--- start of RECORDS SUPPLIED ---

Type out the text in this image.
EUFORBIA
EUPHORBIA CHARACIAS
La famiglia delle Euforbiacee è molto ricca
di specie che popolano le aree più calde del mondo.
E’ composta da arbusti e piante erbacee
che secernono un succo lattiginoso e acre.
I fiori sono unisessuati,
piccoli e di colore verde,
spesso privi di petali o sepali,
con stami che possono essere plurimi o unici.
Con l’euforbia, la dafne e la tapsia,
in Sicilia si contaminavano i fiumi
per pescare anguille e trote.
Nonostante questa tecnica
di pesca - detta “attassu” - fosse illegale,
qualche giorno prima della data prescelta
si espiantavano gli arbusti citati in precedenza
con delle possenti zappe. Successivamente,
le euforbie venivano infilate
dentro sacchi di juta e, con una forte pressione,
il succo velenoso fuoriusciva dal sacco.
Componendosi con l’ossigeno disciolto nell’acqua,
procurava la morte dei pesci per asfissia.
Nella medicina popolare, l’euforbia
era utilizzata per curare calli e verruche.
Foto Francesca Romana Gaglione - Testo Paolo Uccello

--- end of RECORDS SUPPLIED ---

**STATED PROBLEM:** Output each record exactly, leaving nothing out.

**RESPONSE TO THE EXERCISE:**
Type out the text in this image.
EUFORBIA
EUPHORBIA CHARACIAS
La famiglia delle Euforbiacee è molto ricca
di specie che popolano le aree più calde del mondo.
E’ composta da arbusti e piante erbacee
che secernono un succo lattiginoso e acre.
I fiori sono unisessuati,
piccoli e di colore verde,
spesso privi di petali o sepali,
con stami che possono essere plurimi o unici.
Con l’euforbia, la dafne e la tapsia,
in Sicilia si contaminavano i fiumi
per pescare anguille e trote.
Nonostante questa tecnica
di pesca - detta “attassu” - fosse illegale,
qualche giorno prima della data prescelta
si espiantavano gli arbusti citati in precedenza
con delle possenti zappe. Successivamente,
le euforbie venivano infilate
dentro sacchi di juta e, con una forte pressione,
il succo velenoso fuoriusciva dal sacco.
Componendosi con l’ossigeno disciolto nell’acqua,
procurava la morte dei pesci per asfissia.
Nella medicina popolare, l’euforbia
era utilizzata per curare calli e verruche.
Foto Francesca Romana Gaglione - Testo Paolo Uccello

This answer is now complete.